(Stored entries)
** start **
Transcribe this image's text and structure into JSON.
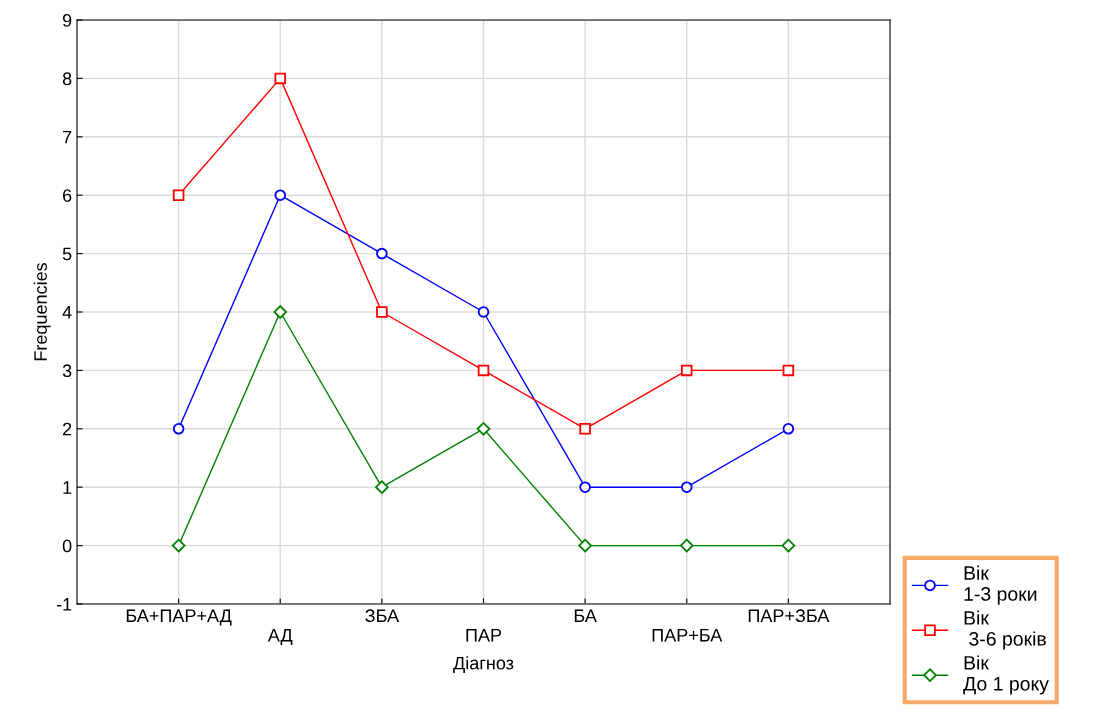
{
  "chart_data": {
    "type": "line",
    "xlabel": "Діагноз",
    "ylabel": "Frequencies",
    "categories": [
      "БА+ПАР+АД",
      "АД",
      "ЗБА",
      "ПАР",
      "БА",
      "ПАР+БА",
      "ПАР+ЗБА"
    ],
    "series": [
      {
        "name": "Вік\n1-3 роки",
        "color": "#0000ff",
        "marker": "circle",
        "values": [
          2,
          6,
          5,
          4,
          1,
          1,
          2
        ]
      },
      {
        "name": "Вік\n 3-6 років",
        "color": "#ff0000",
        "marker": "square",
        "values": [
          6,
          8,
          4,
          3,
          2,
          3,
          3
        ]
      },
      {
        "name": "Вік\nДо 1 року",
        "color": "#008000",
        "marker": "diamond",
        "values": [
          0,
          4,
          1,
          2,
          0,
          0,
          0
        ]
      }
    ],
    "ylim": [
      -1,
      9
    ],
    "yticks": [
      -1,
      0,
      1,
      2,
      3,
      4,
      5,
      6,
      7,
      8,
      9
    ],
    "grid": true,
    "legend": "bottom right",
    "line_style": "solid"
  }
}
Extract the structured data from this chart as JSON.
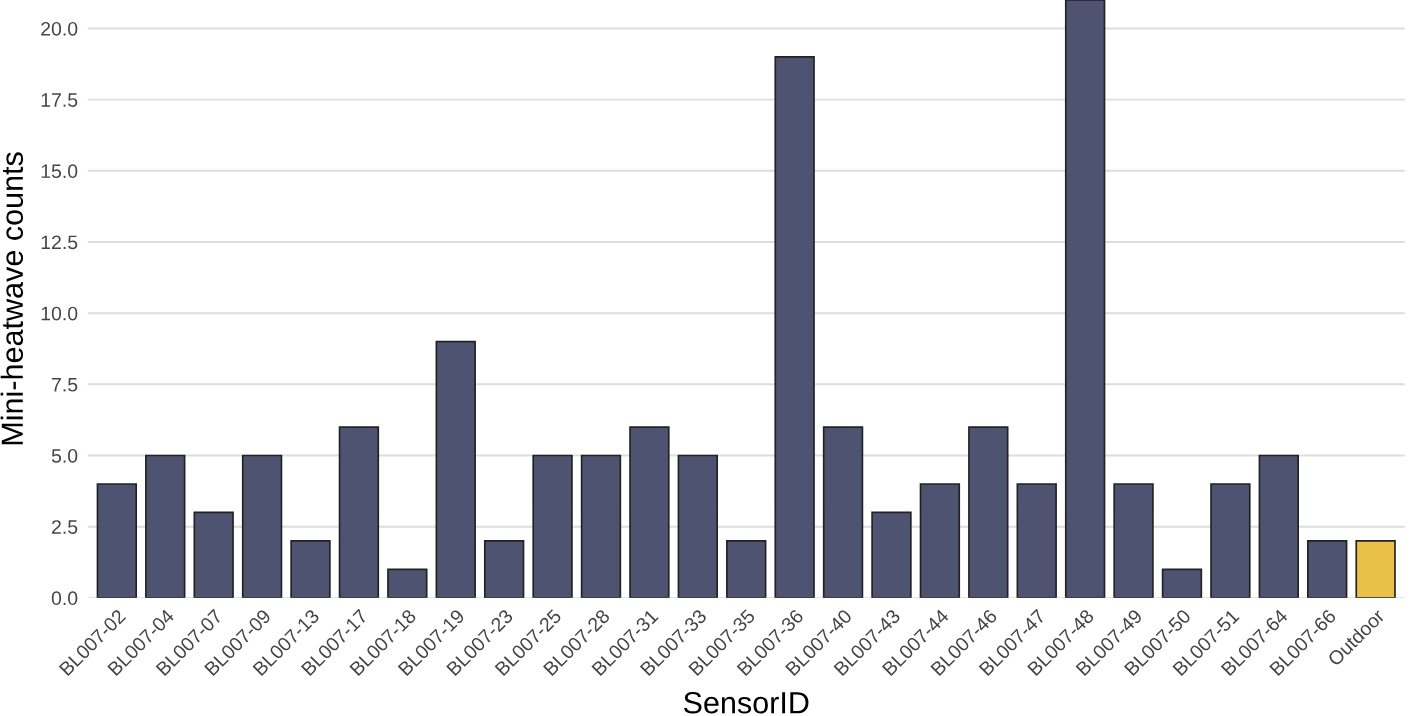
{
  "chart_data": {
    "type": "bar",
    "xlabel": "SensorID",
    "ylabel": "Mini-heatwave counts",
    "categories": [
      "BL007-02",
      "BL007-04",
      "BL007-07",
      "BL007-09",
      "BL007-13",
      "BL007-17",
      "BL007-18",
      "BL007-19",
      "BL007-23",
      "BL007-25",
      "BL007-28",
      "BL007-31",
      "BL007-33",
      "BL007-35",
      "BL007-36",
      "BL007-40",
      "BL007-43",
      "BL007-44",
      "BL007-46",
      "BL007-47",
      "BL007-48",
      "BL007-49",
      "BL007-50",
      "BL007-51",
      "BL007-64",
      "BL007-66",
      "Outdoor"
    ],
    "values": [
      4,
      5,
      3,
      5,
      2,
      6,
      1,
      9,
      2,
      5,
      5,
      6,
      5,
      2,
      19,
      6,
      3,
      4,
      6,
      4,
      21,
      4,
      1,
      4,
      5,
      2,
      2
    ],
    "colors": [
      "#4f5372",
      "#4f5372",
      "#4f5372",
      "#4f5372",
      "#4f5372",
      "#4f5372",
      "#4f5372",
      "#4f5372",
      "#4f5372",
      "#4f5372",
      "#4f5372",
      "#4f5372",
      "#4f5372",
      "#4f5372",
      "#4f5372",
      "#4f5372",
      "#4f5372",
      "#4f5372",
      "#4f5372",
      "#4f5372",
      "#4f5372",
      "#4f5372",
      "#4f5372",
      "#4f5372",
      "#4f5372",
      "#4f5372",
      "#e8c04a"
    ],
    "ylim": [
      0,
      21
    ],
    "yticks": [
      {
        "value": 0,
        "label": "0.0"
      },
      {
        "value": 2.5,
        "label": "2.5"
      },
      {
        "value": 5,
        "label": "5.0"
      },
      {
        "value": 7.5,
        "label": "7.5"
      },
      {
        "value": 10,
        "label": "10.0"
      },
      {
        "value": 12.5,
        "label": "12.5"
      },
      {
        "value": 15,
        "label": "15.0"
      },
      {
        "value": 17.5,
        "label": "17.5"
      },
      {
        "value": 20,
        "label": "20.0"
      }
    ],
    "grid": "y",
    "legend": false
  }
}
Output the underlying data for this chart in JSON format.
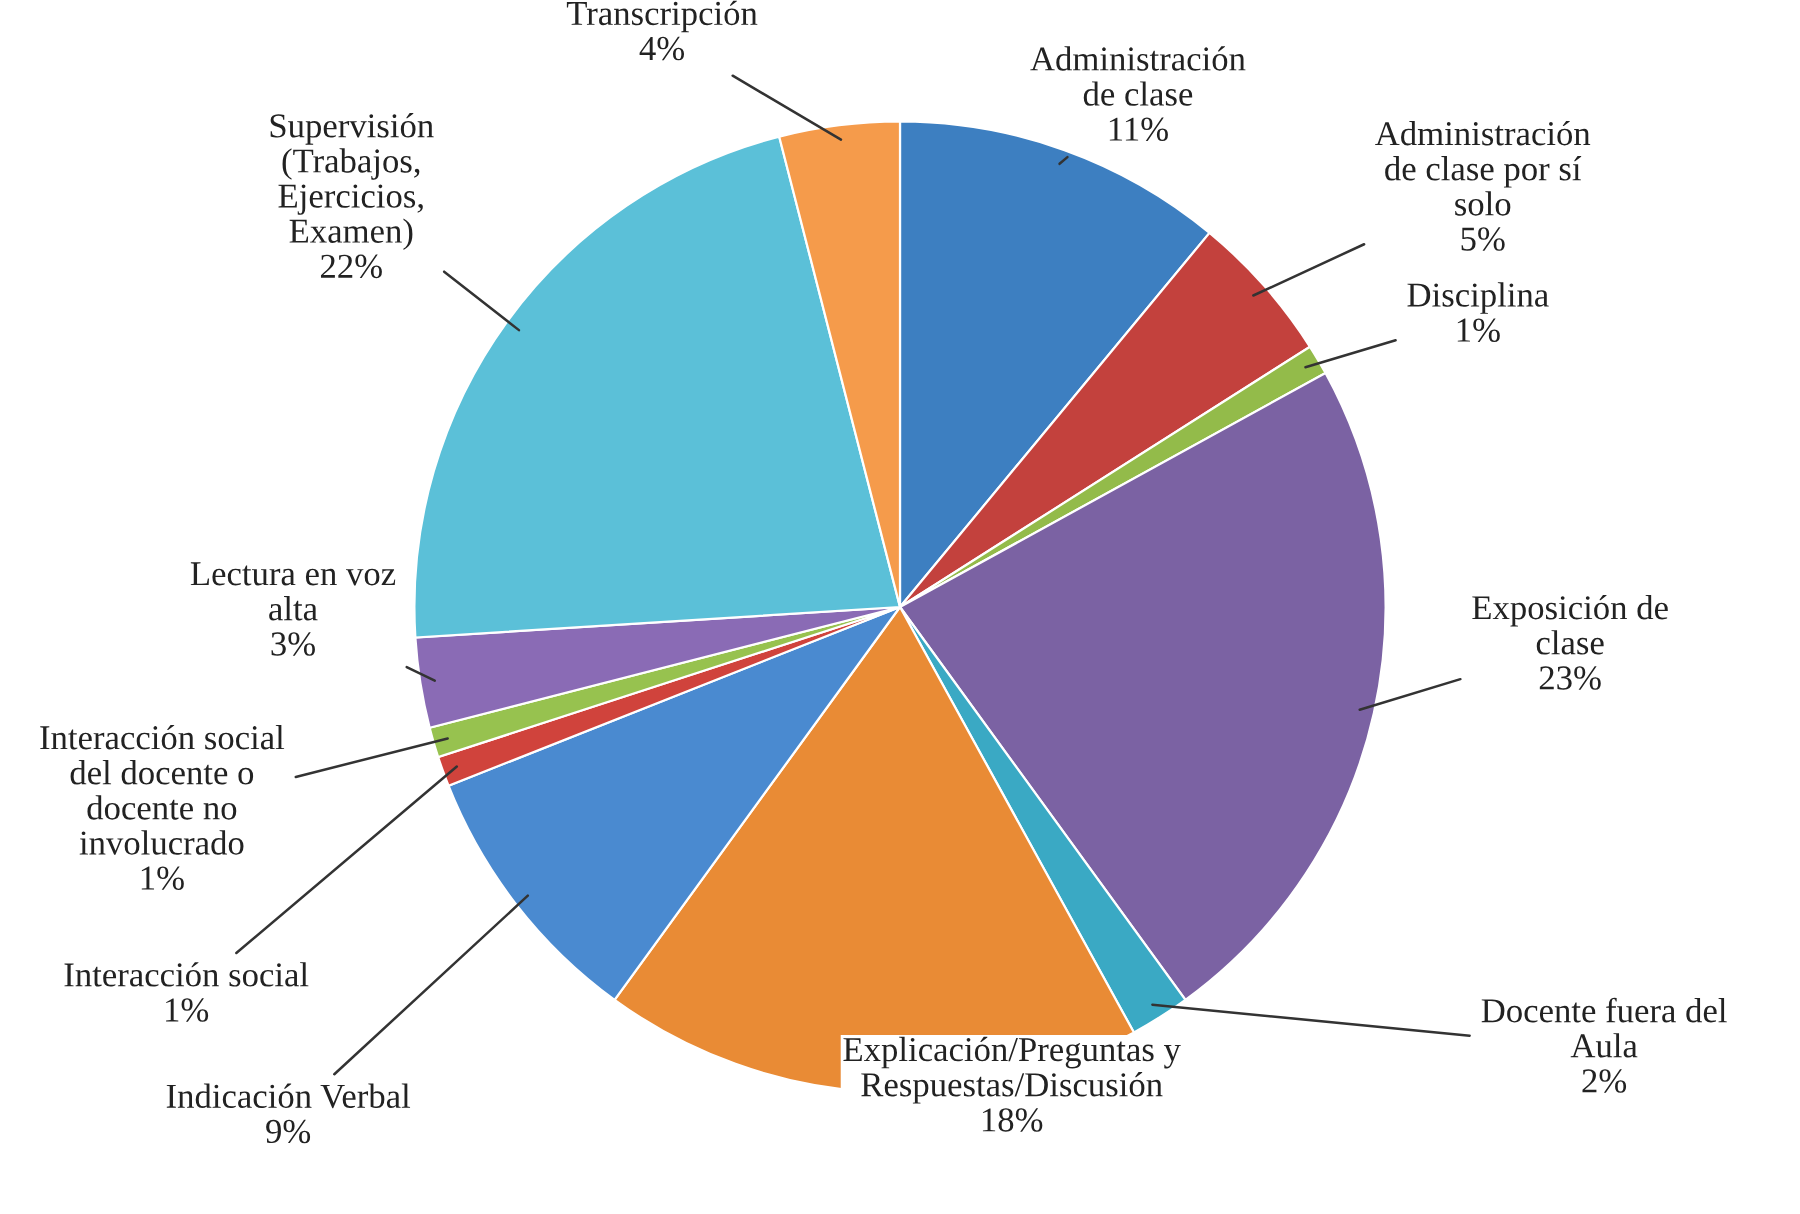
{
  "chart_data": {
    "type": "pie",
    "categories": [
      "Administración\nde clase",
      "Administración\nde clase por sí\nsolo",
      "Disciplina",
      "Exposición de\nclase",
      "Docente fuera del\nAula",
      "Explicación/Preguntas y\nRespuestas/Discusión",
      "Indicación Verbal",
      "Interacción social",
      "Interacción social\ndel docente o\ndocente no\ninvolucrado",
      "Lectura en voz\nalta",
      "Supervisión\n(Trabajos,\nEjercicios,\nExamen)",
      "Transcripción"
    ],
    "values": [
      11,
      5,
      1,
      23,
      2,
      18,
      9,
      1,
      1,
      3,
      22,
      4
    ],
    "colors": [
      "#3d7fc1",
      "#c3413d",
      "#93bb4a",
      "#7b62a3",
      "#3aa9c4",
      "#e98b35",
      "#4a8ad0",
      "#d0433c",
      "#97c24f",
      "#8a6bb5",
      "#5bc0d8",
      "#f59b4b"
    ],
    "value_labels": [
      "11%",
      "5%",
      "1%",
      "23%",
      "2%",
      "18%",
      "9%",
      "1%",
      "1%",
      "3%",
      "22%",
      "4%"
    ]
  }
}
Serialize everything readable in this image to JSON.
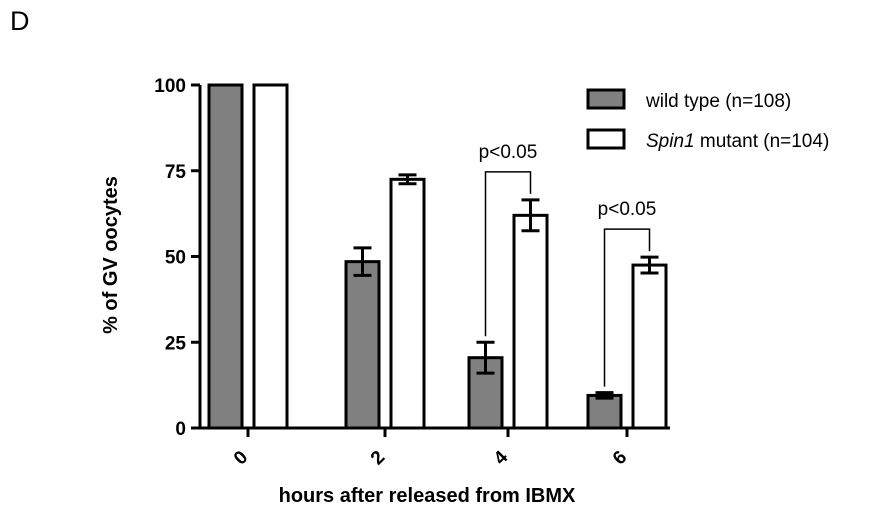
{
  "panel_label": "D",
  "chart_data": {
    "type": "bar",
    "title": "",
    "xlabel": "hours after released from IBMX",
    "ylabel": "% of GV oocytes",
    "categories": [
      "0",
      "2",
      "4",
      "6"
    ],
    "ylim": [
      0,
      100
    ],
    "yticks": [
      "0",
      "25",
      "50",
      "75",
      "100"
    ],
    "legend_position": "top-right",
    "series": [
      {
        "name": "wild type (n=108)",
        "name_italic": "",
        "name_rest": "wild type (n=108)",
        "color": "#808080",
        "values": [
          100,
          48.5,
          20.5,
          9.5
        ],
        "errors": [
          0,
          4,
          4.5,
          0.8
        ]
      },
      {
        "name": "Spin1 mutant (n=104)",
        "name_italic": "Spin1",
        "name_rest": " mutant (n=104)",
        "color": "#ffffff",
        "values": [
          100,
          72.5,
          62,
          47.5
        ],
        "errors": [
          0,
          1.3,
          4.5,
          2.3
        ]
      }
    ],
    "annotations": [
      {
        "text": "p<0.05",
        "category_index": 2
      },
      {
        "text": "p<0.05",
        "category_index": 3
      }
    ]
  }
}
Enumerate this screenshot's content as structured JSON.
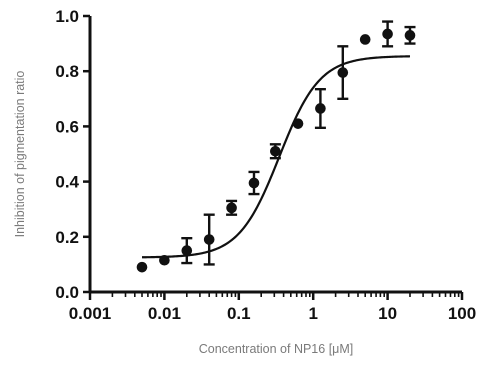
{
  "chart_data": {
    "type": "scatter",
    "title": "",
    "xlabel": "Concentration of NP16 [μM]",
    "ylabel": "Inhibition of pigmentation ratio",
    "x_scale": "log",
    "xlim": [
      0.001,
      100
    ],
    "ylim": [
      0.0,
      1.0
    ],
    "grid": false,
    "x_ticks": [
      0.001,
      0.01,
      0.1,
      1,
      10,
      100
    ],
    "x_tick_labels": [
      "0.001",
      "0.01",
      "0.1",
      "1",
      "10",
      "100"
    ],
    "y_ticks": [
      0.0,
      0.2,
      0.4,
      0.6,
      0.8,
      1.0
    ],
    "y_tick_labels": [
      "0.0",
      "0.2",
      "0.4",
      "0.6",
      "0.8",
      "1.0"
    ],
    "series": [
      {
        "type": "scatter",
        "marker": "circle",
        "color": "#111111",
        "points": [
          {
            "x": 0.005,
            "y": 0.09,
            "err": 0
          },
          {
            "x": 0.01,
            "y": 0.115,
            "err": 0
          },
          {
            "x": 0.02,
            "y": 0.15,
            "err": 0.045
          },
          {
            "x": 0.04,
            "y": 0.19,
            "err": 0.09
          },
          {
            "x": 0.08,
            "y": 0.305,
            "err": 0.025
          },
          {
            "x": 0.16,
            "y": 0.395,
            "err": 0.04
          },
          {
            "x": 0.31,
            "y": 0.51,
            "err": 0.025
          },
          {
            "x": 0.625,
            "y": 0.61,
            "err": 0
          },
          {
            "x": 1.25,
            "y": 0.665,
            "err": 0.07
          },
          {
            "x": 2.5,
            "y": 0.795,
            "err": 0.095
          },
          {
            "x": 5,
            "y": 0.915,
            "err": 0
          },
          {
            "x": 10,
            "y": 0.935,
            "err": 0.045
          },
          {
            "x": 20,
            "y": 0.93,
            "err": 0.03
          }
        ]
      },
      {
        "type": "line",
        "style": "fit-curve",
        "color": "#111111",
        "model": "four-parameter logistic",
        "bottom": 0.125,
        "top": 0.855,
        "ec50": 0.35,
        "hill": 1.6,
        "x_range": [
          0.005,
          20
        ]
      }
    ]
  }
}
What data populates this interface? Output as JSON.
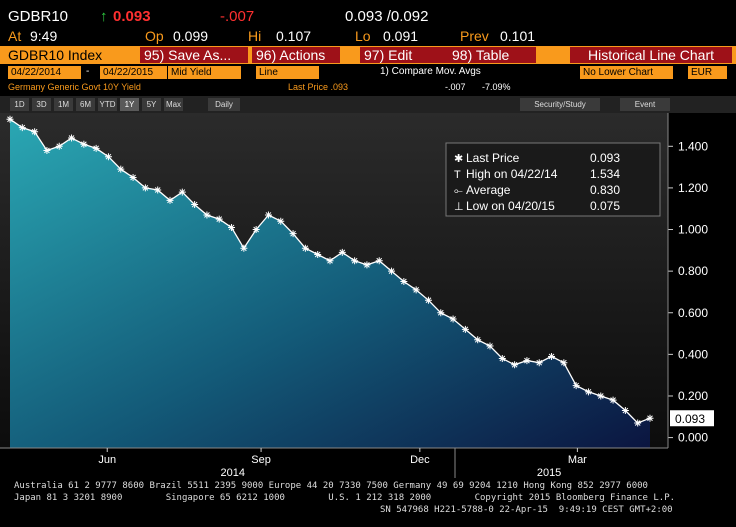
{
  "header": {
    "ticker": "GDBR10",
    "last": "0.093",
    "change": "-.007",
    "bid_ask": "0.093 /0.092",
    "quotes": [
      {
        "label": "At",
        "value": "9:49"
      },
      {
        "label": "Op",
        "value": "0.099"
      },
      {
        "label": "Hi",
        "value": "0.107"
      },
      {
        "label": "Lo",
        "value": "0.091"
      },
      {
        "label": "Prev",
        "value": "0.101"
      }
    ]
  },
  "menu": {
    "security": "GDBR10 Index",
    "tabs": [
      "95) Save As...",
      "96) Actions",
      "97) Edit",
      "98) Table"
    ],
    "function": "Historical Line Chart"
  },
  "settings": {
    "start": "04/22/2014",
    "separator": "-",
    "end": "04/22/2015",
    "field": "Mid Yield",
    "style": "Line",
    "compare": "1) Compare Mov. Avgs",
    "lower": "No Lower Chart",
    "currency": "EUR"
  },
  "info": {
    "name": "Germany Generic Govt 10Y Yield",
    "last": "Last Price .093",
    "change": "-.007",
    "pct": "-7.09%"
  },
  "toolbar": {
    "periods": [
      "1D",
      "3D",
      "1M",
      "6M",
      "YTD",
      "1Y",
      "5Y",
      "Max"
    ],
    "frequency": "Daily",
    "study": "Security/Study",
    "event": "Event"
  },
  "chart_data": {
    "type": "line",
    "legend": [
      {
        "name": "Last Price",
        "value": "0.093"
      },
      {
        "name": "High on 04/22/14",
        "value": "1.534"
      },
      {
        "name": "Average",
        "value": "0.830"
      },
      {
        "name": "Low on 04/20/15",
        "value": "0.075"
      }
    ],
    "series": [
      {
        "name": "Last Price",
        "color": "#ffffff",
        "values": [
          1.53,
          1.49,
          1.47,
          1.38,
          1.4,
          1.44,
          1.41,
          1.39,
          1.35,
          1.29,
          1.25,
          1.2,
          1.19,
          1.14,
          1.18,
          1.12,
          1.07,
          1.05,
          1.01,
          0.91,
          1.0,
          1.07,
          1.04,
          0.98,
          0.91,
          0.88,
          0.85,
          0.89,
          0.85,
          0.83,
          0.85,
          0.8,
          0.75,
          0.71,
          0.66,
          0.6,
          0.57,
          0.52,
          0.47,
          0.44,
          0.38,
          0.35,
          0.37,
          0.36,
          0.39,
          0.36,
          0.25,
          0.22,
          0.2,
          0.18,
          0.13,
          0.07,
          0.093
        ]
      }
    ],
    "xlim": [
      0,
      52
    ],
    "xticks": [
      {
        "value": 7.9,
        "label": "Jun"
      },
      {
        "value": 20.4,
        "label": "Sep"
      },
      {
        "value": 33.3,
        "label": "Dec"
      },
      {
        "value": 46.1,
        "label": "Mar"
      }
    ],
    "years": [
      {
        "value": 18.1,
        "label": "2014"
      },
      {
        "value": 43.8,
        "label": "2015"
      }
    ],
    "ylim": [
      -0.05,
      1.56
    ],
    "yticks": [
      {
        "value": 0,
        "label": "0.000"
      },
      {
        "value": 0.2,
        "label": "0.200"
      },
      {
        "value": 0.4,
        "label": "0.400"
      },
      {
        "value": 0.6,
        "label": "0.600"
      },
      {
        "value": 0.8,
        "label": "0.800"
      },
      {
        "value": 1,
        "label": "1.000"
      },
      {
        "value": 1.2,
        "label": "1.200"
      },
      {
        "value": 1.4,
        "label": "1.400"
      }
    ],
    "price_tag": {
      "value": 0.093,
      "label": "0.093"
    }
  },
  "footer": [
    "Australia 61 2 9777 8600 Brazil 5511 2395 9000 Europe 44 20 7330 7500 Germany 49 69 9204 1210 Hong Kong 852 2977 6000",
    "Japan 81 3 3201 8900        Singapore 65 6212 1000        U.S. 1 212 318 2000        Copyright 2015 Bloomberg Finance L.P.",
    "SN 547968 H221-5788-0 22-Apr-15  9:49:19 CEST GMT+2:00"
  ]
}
** end **
_What the exercise asks:_ Looking at the data above, show all lines where the word "mutant" occurs.

_Correct answer:_
        "name": "Spin1 mutant (n=104)",
        "name_rest": " mutant (n=104)",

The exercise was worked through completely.